-- Work to be completed --
Repeat every line exactly, keeping the pictures out of the copy.

-- Available records --

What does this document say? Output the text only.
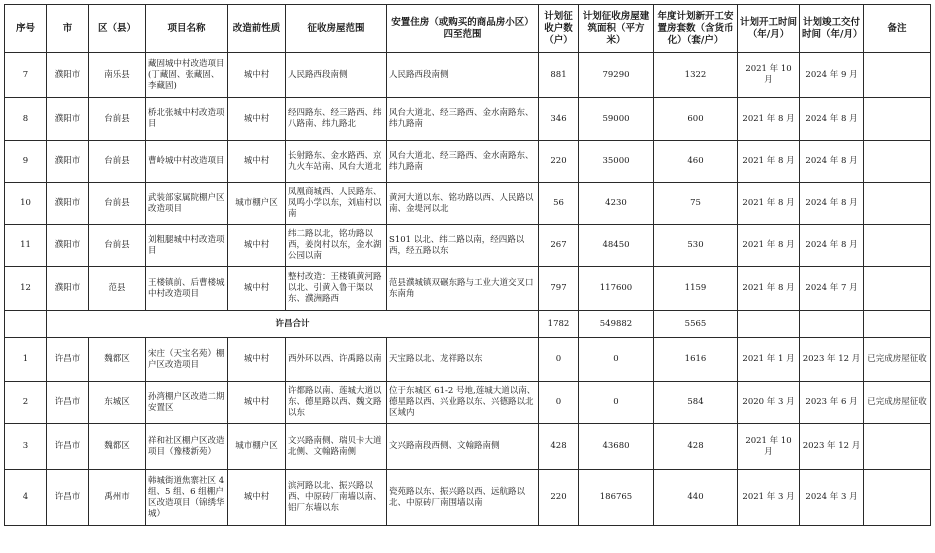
序号	市	区（县）	项目名称	改造前性质	征收房屋范围	安置住房（或购买的商品房小区）四至范围	计划征收户数（户）	计划征收房屋建筑面积（平方米）	年度计划新开工安置房套数（含货币化）（套/户）	计划开工时间（年/月）	计划竣工交付时间（年/月）	备注
7	濮阳市	南乐县	藏固城中村改造项目(丁藏固、张藏固、李藏固)	城中村	人民路西段南侧	人民路西段南侧	881	79290	1322	2021 年 10 月	2024 年 9 月	
8	濮阳市	台前县	桥北张城中村改造项目	城中村	经四路东、经三路西、纬八路南、纬九路北	风台大道北、经三路西、金水南路东、纬九路南	346	59000	600	2021 年 8 月	2024 年 8 月	
9	濮阳市	台前县	曹岭城中村改造项目	城中村	长射路东、金水路西、京九火车站南、风台大道北	风台大道北、经三路西、金水南路东、纬九路南	220	35000	460	2021 年 8 月	2024 年 8 月	
10	濮阳市	台前县	武装部家属院棚户区改造项目	城市棚户区	凤凰商城西、人民路东、凤鸣小学以东，刘庙村以南	黄河大道以东、铭功路以西、人民路以南、金堤河以北	56	4230	75	2021 年 8 月	2024 年 8 月	
11	濮阳市	台前县	刘粗腿城中村改造项目	城中村	纬二路以北，铭功路以西，姜岗村以东，金水湖公园以南	S101 以北、纬二路以南，经四路以西，经五路以东	267	48450	530	2021 年 8 月	2024 年 8 月	
12	濮阳市	范县	王楼镇前、后曹楼城中村改造项目	城中村	整村改造：王楼镇黄河路以北、引黄入鲁干渠以东、濮洲路西	范县濮城镇双碾东路与工业大道交叉口东南角	797	117600	1159	2021 年 8 月	2024 年 7 月	
	许昌合计						1782	549882	5565			
1	许昌市	魏都区	宋庄（天宝名苑）棚户区改造项目	城中村	西外环以西、许禹路以南	天宝路以北、龙祥路以东	0	0	1616	2021 年 1 月	2023 年 12 月	已完成房屋征收
2	许昌市	东城区	孙湾棚户区改造二期安置区	城中村	许都路以南、莲城大道以东、德星路以西、魏文路以东	位于东城区 61-2 号地,莲城大道以南、德星路以西、兴业路以东、兴德路以北区域内	0	0	584	2020 年 3 月	2023 年 6 月	已完成房屋征收
3	许昌市	魏都区	祥和社区棚户区改造项目（豫楼新苑）	城市棚户区	文兴路南侧、瑞贝卡大道北侧、文翰路南侧	文兴路南段西侧、文翰路南侧	428	43680	428	2021 年 10 月	2023 年 12 月	
4	许昌市	禹州市	韩城街道焦寨社区 4 组、5 组、6 组棚户区改造项目（锦绣华城）	城中村	滨河路以北、振兴路以西、中原砖厂南墙以南、铝厂东墙以东	瓷苑路以东、振兴路以西、远航路以北、中原砖厂南围墙以南	220	186765	440	2021 年 3 月	2024 年 3 月	
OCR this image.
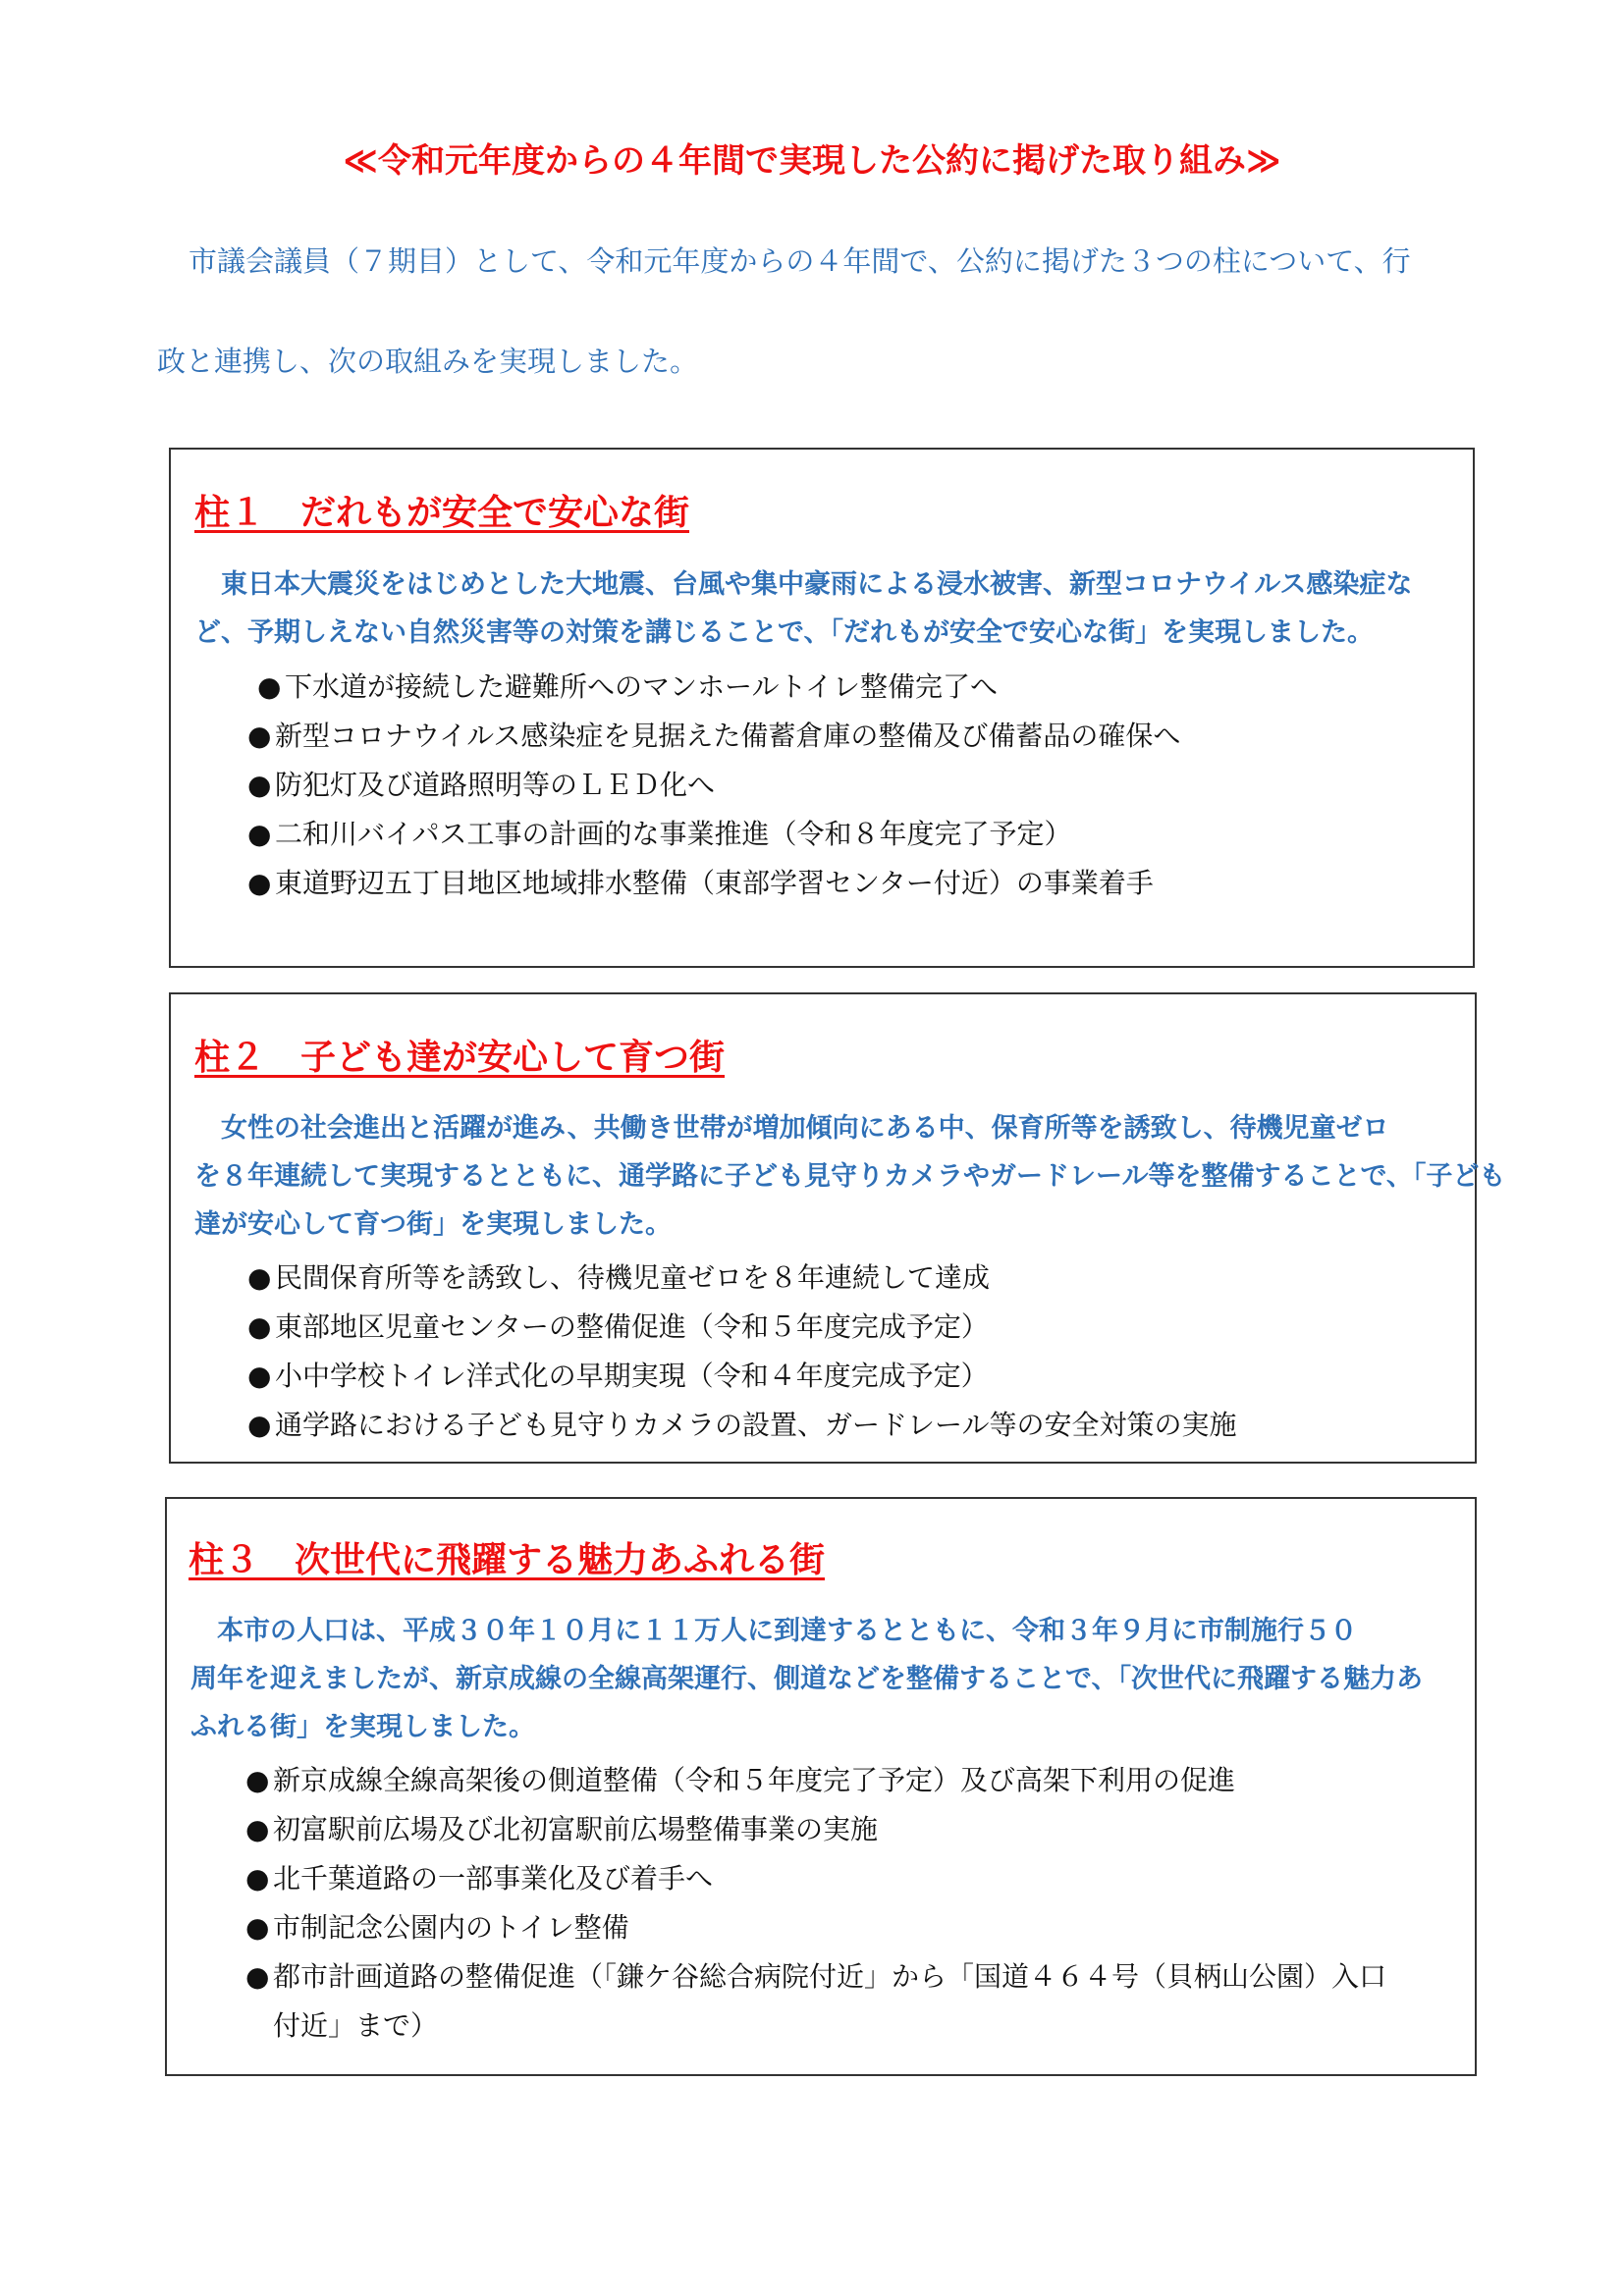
≪令和元年度からの４年間で実現した公約に掲げた取り組み≫
市議会議員（７期目）として、令和元年度からの４年間で、公約に掲げた３つの柱について、行
政と連携し、次の取組みを実現しました。
柱１　だれもが安全で安心な街
東日本大震災をはじめとした大地震、台風や集中豪雨による浸水被害、新型コロナウイルス感染症な
ど、予期しえない自然災害等の対策を講じることで、「だれもが安全で安心な街」を実現しました。
● 下水道が接続した避難所へのマンホールトイレ整備完了へ
● 新型コロナウイルス感染症を見据えた備蓄倉庫の整備及び備蓄品の確保へ
● 防犯灯及び道路照明等のＬＥＤ化へ
● 二和川バイパス工事の計画的な事業推進（令和８年度完了予定）
● 東道野辺五丁目地区地域排水整備（東部学習センター付近）の事業着手
柱２　子ども達が安心して育つ街
女性の社会進出と活躍が進み、共働き世帯が増加傾向にある中、保育所等を誘致し、待機児童ゼロ
を８年連続して実現するとともに、通学路に子ども見守りカメラやガードレール等を整備することで、「子ども
達が安心して育つ街」を実現しました。
● 民間保育所等を誘致し、待機児童ゼロを８年連続して達成
● 東部地区児童センターの整備促進（令和５年度完成予定）
● 小中学校トイレ洋式化の早期実現（令和４年度完成予定）
● 通学路における子ども見守りカメラの設置、ガードレール等の安全対策の実施
柱３　次世代に飛躍する魅力あふれる街
本市の人口は、平成３０年１０月に１１万人に到達するとともに、令和３年９月に市制施行５０
周年を迎えましたが、新京成線の全線高架運行、側道などを整備することで、「次世代に飛躍する魅力あ
ふれる街」を実現しました。
● 新京成線全線高架後の側道整備（令和５年度完了予定）及び高架下利用の促進
● 初富駅前広場及び北初富駅前広場整備事業の実施
● 北千葉道路の一部事業化及び着手へ
● 市制記念公園内のトイレ整備
● 都市計画道路の整備促進（「鎌ケ谷総合病院付近」から「国道４６４号（貝柄山公園）入口
付近」まで）
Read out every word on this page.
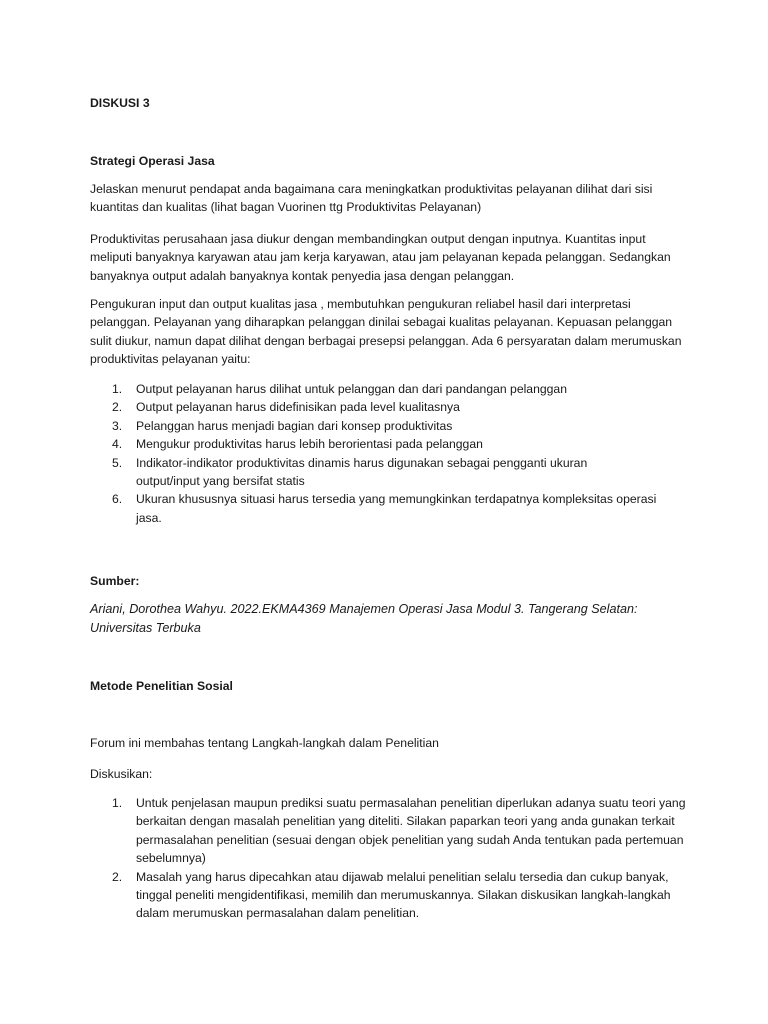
DISKUSI 3

Strategi Operasi Jasa

Jelaskan menurut pendapat anda bagaimana cara meningkatkan produktivitas pelayanan dilihat dari sisi kuantitas dan kualitas (lihat bagan Vuorinen ttg Produktivitas Pelayanan)

Produktivitas perusahaan jasa diukur dengan membandingkan output dengan inputnya. Kuantitas input meliputi banyaknya karyawan atau jam kerja karyawan, atau jam pelayanan kepada pelanggan. Sedangkan banyaknya output adalah banyaknya kontak penyedia jasa dengan pelanggan.

Pengukuran input dan output kualitas jasa , membutuhkan pengukuran reliabel hasil dari interpretasi pelanggan. Pelayanan yang diharapkan pelanggan dinilai sebagai kualitas pelayanan. Kepuasan pelanggan sulit diukur, namun dapat dilihat dengan berbagai presepsi pelanggan. Ada 6 persyaratan dalam merumuskan produktivitas pelayanan yaitu:

1. Output pelayanan harus dilihat untuk pelanggan dan dari pandangan pelanggan
2. Output pelayanan harus didefinisikan pada level kualitasnya
3. Pelanggan harus menjadi bagian dari konsep produktivitas
4. Mengukur produktivitas harus lebih berorientasi pada pelanggan
5. Indikator-indikator produktivitas dinamis harus digunakan sebagai pengganti ukuran output/input yang bersifat statis
6. Ukuran khususnya situasi harus tersedia yang memungkinkan terdapatnya kompleksitas operasi jasa.

Sumber:

Ariani, Dorothea Wahyu. 2022.EKMA4369 Manajemen Operasi Jasa Modul 3. Tangerang Selatan: Universitas Terbuka

Metode Penelitian Sosial

Forum ini membahas tentang Langkah-langkah dalam Penelitian

Diskusikan:

1. Untuk penjelasan maupun prediksi suatu permasalahan penelitian diperlukan adanya suatu teori yang berkaitan dengan masalah penelitian yang diteliti. Silakan paparkan teori yang anda gunakan terkait permasalahan penelitian (sesuai dengan objek penelitian yang sudah Anda tentukan pada pertemuan sebelumnya)
2. Masalah yang harus dipecahkan atau dijawab melalui penelitian selalu tersedia dan cukup banyak, tinggal peneliti mengidentifikasi, memilih dan merumuskannya. Silakan diskusikan langkah-langkah dalam merumuskan permasalahan dalam penelitian.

-- Result --
What does this document say? Output the text only.
序号	市	区（县）	项目名称	改造前性质	征收房屋范围	安置住房（或购买的商品房小区）四至范围	计划征收户数（户）	计划征收房屋建筑面积（平方米）	年度计划新开工安置房套数（含货币化）（套/户）	计划开工时间（年/月）	计划竣工交付时间（年/月）	备注
7	濮阳市	南乐县	藏固城中村改造项目(丁藏固、张藏固、李藏固)	城中村	人民路西段南侧	人民路西段南侧	881	79290	1322	2021 年 10 月	2024 年 9 月	
8	濮阳市	台前县	桥北张城中村改造项目	城中村	经四路东、经三路西、纬八路南、纬九路北	风台大道北、经三路西、金水南路东、纬九路南	346	59000	600	2021 年 8 月	2024 年 8 月	
9	濮阳市	台前县	曹岭城中村改造项目	城中村	长射路东、金水路西、京九火车站南、风台大道北	风台大道北、经三路西、金水南路东、纬九路南	220	35000	460	2021 年 8 月	2024 年 8 月	
10	濮阳市	台前县	武装部家属院棚户区改造项目	城市棚户区	凤凰商城西、人民路东、凤鸣小学以东，刘庙村以南	黄河大道以东、铭功路以西、人民路以南、金堤河以北	56	4230	75	2021 年 8 月	2024 年 8 月	
11	濮阳市	台前县	刘粗腿城中村改造项目	城中村	纬二路以北，铭功路以西，姜岗村以东，金水湖公园以南	S101 以北、纬二路以南，经四路以西，经五路以东	267	48450	530	2021 年 8 月	2024 年 8 月	
12	濮阳市	范县	王楼镇前、后曹楼城中村改造项目	城中村	整村改造：王楼镇黄河路以北、引黄入鲁干渠以东、濮洲路西	范县濮城镇双碾东路与工业大道交叉口东南角	797	117600	1159	2021 年 8 月	2024 年 7 月	
	许昌合计						1782	549882	5565			
1	许昌市	魏都区	宋庄（天宝名苑）棚户区改造项目	城中村	西外环以西、许禹路以南	天宝路以北、龙祥路以东	0	0	1616	2021 年 1 月	2023 年 12 月	已完成房屋征收
2	许昌市	东城区	孙湾棚户区改造二期安置区	城中村	许都路以南、莲城大道以东、德星路以西、魏文路以东	位于东城区 61-2 号地,莲城大道以南、德星路以西、兴业路以东、兴德路以北区域内	0	0	584	2020 年 3 月	2023 年 6 月	已完成房屋征收
3	许昌市	魏都区	祥和社区棚户区改造项目（豫楼新苑）	城市棚户区	文兴路南侧、瑞贝卡大道北侧、文翰路南侧	文兴路南段西侧、文翰路南侧	428	43680	428	2021 年 10 月	2023 年 12 月	
4	许昌市	禹州市	韩城街道焦寨社区 4 组、5 组、6 组棚户区改造项目（锦绣华城）	城中村	滨河路以北、振兴路以西、中原砖厂南墙以南、铝厂东墙以东	瓷苑路以东、振兴路以西、远航路以北、中原砖厂南围墙以南	220	186765	440	2021 年 3 月	2024 年 3 月	
OCR this image.
≪令和元年度からの４年間で実現した公約に掲げた取り組み≫
市議会議員（７期目）として、令和元年度からの４年間で、公約に掲げた３つの柱について、行
政と連携し、次の取組みを実現しました。
柱１　だれもが安全で安心な街
東日本大震災をはじめとした大地震、台風や集中豪雨による浸水被害、新型コロナウイルス感染症な
ど、予期しえない自然災害等の対策を講じることで、「だれもが安全で安心な街」を実現しました。
● 下水道が接続した避難所へのマンホールトイレ整備完了へ
● 新型コロナウイルス感染症を見据えた備蓄倉庫の整備及び備蓄品の確保へ
● 防犯灯及び道路照明等のＬＥＤ化へ
● 二和川バイパス工事の計画的な事業推進（令和８年度完了予定）
● 東道野辺五丁目地区地域排水整備（東部学習センター付近）の事業着手
柱２　子ども達が安心して育つ街
女性の社会進出と活躍が進み、共働き世帯が増加傾向にある中、保育所等を誘致し、待機児童ゼロ
を８年連続して実現するとともに、通学路に子ども見守りカメラやガードレール等を整備することで、「子ども
達が安心して育つ街」を実現しました。
● 民間保育所等を誘致し、待機児童ゼロを８年連続して達成
● 東部地区児童センターの整備促進（令和５年度完成予定）
● 小中学校トイレ洋式化の早期実現（令和４年度完成予定）
● 通学路における子ども見守りカメラの設置、ガードレール等の安全対策の実施
柱３　次世代に飛躍する魅力あふれる街
本市の人口は、平成３０年１０月に１１万人に到達するとともに、令和３年９月に市制施行５０
周年を迎えましたが、新京成線の全線高架運行、側道などを整備することで、「次世代に飛躍する魅力あ
ふれる街」を実現しました。
● 新京成線全線高架後の側道整備（令和５年度完了予定）及び高架下利用の促進
● 初富駅前広場及び北初富駅前広場整備事業の実施
● 北千葉道路の一部事業化及び着手へ
● 市制記念公園内のトイレ整備
● 都市計画道路の整備促進（「鎌ケ谷総合病院付近」から「国道４６４号（貝柄山公園）入口
付近」まで）
Read out every word on this page.
DISKUSI 3

Strategi Operasi Jasa

Jelaskan menurut pendapat anda bagaimana cara meningkatkan produktivitas pelayanan dilihat dari sisi kuantitas dan kualitas (lihat bagan Vuorinen ttg Produktivitas Pelayanan)

Produktivitas perusahaan jasa diukur dengan membandingkan output dengan inputnya. Kuantitas input meliputi banyaknya karyawan atau jam kerja karyawan, atau jam pelayanan kepada pelanggan. Sedangkan banyaknya output adalah banyaknya kontak penyedia jasa dengan pelanggan.

Pengukuran input dan output kualitas jasa , membutuhkan pengukuran reliabel hasil dari interpretasi pelanggan. Pelayanan yang diharapkan pelanggan dinilai sebagai kualitas pelayanan. Kepuasan pelanggan sulit diukur, namun dapat dilihat dengan berbagai presepsi pelanggan. Ada 6 persyaratan dalam merumuskan produktivitas pelayanan yaitu:

1. Output pelayanan harus dilihat untuk pelanggan dan dari pandangan pelanggan
2. Output pelayanan harus didefinisikan pada level kualitasnya
3. Pelanggan harus menjadi bagian dari konsep produktivitas
4. Mengukur produktivitas harus lebih berorientasi pada pelanggan
5. Indikator-indikator produktivitas dinamis harus digunakan sebagai pengganti ukuran output/input yang bersifat statis
6. Ukuran khususnya situasi harus tersedia yang memungkinkan terdapatnya kompleksitas operasi jasa.

Sumber:

Ariani, Dorothea Wahyu. 2022.EKMA4369 Manajemen Operasi Jasa Modul 3. Tangerang Selatan: Universitas Terbuka

Metode Penelitian Sosial

Forum ini membahas tentang Langkah-langkah dalam Penelitian

Diskusikan:

1. Untuk penjelasan maupun prediksi suatu permasalahan penelitian diperlukan adanya suatu teori yang berkaitan dengan masalah penelitian yang diteliti. Silakan paparkan teori yang anda gunakan terkait permasalahan penelitian (sesuai dengan objek penelitian yang sudah Anda tentukan pada pertemuan sebelumnya)
2. Masalah yang harus dipecahkan atau dijawab melalui penelitian selalu tersedia dan cukup banyak, tinggal peneliti mengidentifikasi, memilih dan merumuskannya. Silakan diskusikan langkah-langkah dalam merumuskan permasalahan dalam penelitian.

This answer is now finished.